Supplied information:
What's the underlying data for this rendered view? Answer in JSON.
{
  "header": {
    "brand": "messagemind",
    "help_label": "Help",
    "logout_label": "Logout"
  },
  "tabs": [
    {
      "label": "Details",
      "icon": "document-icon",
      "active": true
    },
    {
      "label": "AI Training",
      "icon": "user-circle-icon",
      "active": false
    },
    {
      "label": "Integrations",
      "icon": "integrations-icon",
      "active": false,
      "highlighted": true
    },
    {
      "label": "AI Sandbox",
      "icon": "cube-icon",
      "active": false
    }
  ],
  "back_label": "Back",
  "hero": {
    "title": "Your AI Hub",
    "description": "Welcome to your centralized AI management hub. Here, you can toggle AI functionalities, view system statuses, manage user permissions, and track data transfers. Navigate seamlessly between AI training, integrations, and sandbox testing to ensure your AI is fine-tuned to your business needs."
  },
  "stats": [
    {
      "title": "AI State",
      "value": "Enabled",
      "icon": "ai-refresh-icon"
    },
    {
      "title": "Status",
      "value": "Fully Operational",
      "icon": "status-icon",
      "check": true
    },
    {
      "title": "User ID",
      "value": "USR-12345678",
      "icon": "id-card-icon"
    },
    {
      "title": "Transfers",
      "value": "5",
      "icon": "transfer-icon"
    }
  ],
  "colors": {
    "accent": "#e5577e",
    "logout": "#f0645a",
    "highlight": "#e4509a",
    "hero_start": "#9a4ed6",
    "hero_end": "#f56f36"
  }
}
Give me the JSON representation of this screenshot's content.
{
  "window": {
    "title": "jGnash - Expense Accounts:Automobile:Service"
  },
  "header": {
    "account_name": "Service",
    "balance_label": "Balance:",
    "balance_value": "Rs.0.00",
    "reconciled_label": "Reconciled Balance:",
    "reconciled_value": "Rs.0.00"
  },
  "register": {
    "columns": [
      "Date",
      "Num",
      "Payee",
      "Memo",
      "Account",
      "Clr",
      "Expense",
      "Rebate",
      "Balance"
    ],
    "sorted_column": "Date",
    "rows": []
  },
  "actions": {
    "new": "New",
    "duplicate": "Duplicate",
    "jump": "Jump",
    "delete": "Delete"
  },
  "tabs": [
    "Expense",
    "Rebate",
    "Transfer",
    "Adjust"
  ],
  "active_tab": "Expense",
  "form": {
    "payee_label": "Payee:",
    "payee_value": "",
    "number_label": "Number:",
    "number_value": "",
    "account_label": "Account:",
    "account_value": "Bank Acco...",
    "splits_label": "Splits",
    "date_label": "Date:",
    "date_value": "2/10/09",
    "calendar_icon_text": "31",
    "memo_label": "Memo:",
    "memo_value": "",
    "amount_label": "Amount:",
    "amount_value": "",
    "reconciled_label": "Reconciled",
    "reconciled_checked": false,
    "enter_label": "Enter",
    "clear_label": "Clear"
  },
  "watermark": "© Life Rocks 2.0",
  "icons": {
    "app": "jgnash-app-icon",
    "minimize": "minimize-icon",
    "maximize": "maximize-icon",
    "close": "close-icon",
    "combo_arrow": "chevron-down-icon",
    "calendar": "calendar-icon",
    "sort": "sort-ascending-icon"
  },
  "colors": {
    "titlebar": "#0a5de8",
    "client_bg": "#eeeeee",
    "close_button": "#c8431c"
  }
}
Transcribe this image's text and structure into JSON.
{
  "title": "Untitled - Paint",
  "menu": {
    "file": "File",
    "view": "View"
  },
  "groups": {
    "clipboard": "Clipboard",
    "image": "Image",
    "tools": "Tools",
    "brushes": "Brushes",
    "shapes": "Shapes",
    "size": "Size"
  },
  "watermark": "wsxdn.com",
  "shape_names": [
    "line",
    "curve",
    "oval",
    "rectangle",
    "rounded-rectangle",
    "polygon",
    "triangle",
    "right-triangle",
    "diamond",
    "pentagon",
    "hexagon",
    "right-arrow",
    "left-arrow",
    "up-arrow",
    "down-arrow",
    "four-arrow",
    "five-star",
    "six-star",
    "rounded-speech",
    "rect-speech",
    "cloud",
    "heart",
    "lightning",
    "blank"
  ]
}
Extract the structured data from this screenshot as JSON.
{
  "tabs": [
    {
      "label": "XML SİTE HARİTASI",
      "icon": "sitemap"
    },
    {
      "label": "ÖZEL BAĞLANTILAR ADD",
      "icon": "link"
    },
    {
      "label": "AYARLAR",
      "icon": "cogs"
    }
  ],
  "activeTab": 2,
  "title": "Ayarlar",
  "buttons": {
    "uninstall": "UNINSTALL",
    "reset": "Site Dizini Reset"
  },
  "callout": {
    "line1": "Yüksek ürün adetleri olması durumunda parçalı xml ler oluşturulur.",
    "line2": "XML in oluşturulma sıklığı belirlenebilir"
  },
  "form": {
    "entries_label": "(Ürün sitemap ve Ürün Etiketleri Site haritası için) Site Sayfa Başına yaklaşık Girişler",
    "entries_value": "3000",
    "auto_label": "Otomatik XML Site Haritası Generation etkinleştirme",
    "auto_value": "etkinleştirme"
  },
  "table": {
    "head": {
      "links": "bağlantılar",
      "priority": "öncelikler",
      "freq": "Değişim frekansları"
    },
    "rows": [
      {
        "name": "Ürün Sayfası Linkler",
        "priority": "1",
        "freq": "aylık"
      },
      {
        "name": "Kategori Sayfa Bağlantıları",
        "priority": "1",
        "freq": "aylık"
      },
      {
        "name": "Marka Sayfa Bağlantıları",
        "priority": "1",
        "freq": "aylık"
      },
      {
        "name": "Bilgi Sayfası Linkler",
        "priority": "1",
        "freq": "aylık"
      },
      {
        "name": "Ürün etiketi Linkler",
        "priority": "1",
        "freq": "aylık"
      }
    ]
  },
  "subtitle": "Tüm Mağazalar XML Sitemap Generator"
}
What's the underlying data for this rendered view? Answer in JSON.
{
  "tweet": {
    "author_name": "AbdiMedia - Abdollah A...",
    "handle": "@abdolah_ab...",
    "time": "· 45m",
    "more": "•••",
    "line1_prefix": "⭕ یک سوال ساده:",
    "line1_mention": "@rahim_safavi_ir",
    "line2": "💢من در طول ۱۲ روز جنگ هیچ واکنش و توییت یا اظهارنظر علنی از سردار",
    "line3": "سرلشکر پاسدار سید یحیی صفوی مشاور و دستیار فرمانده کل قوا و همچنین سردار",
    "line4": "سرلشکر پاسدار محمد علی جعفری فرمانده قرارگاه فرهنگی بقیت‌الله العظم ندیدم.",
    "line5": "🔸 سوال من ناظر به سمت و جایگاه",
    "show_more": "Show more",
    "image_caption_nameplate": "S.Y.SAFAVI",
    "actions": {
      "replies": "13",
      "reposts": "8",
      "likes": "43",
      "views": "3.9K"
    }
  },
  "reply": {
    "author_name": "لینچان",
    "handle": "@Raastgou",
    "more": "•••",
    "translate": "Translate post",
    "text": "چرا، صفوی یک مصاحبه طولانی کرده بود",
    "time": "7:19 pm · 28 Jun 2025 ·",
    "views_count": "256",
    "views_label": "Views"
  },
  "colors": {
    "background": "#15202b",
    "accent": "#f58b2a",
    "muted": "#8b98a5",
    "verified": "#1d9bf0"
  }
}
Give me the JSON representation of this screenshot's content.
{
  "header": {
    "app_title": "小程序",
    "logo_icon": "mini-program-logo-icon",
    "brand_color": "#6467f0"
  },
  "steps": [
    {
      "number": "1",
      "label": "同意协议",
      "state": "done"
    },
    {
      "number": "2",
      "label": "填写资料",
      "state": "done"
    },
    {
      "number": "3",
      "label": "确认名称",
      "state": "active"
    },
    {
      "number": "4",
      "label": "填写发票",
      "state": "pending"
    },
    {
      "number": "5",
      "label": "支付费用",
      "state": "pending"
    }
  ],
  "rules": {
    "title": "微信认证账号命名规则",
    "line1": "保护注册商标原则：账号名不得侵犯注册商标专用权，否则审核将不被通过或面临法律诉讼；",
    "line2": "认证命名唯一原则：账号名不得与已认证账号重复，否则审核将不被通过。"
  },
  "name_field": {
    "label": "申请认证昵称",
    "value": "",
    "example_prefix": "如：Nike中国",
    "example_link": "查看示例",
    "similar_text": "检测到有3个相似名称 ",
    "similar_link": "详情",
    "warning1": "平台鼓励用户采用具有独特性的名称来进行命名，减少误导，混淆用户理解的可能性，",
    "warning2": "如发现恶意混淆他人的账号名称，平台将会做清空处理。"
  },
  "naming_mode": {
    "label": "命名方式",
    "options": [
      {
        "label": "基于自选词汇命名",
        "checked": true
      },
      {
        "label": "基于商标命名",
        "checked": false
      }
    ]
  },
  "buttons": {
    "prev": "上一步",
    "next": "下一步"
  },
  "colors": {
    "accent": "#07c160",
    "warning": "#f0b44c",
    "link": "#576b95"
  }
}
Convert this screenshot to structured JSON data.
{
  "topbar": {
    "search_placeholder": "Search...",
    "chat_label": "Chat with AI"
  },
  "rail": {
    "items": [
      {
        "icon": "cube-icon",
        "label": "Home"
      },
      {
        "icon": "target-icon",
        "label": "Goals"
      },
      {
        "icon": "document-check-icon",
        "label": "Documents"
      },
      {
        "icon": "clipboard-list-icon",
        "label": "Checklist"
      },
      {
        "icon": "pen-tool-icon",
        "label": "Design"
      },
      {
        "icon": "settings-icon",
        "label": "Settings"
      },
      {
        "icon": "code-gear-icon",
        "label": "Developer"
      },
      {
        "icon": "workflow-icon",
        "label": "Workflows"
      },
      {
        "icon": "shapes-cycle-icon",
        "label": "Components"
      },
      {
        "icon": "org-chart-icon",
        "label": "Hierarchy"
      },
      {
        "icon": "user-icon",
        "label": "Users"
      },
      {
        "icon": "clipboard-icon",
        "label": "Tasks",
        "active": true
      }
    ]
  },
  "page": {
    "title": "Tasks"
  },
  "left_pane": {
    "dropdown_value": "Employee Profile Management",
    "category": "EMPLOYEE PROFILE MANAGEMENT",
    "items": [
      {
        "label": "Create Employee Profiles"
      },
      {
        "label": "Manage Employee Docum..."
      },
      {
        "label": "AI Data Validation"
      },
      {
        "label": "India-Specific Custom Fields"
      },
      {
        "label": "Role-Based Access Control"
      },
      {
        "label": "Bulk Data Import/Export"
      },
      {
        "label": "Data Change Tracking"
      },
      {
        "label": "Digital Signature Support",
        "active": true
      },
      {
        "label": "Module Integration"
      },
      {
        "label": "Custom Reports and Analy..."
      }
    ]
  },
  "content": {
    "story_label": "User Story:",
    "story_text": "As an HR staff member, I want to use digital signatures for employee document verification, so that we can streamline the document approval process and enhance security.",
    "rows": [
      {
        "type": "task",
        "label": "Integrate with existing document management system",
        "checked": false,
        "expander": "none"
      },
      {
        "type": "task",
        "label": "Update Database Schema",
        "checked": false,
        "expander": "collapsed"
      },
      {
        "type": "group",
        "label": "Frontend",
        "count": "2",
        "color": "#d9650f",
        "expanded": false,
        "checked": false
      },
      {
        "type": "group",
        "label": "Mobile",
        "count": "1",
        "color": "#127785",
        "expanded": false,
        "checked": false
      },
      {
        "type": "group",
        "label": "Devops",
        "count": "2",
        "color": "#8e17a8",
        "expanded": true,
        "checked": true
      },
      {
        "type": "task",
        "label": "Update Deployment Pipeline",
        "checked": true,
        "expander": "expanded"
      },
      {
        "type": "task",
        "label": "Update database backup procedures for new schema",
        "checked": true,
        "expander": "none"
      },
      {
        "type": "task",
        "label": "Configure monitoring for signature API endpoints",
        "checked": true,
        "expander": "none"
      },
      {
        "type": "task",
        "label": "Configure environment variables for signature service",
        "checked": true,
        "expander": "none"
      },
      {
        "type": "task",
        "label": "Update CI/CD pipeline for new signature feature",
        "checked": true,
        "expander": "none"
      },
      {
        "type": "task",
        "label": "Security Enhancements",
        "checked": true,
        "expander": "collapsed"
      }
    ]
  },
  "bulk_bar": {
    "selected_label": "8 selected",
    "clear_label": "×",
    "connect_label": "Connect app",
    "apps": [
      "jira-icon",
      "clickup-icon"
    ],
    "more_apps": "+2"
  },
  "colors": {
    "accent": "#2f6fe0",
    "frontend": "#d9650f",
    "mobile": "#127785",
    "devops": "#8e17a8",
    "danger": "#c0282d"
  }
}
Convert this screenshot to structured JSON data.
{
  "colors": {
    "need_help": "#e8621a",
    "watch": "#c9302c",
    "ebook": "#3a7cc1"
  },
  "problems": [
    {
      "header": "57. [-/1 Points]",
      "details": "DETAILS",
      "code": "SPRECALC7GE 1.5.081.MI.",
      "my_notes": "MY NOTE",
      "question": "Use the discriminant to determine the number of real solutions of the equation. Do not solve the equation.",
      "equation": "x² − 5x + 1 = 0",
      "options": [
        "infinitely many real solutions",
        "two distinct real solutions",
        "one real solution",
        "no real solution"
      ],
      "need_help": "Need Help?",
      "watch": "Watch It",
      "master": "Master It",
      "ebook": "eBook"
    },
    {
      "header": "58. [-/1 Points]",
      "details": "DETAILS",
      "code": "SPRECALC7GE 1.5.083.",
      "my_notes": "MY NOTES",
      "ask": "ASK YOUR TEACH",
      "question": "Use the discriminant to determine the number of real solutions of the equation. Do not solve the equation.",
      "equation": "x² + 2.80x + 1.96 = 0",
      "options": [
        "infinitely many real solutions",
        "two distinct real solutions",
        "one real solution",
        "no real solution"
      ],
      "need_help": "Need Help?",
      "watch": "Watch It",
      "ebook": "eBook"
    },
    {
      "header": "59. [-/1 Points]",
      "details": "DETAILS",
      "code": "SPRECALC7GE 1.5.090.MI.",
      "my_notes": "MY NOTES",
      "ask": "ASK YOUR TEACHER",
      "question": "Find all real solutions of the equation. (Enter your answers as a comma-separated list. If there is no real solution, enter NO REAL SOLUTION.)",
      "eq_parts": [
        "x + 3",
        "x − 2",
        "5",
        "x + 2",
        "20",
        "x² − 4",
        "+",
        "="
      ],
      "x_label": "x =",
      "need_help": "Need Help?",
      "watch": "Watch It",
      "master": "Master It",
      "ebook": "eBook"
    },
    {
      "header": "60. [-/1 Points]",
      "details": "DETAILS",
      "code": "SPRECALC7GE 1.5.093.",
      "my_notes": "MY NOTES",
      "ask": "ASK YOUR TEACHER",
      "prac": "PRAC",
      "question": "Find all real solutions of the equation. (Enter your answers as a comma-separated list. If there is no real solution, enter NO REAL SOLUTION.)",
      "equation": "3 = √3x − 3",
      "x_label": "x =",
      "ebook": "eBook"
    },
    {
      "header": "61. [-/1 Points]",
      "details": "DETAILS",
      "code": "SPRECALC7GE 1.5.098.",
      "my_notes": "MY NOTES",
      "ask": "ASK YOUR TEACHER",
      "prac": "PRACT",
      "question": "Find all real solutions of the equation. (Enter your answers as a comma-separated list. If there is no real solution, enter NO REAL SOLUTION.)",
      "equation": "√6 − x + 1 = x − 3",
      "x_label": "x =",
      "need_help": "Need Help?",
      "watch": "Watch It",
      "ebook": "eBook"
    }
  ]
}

Exercise: Copy out every line of the listing that includes the string "Linkler".

Response to the exercise:
        "name": "Ürün Sayfası Linkler",
        "name": "Bilgi Sayfası Linkler",
        "name": "Ürün etiketi Linkler",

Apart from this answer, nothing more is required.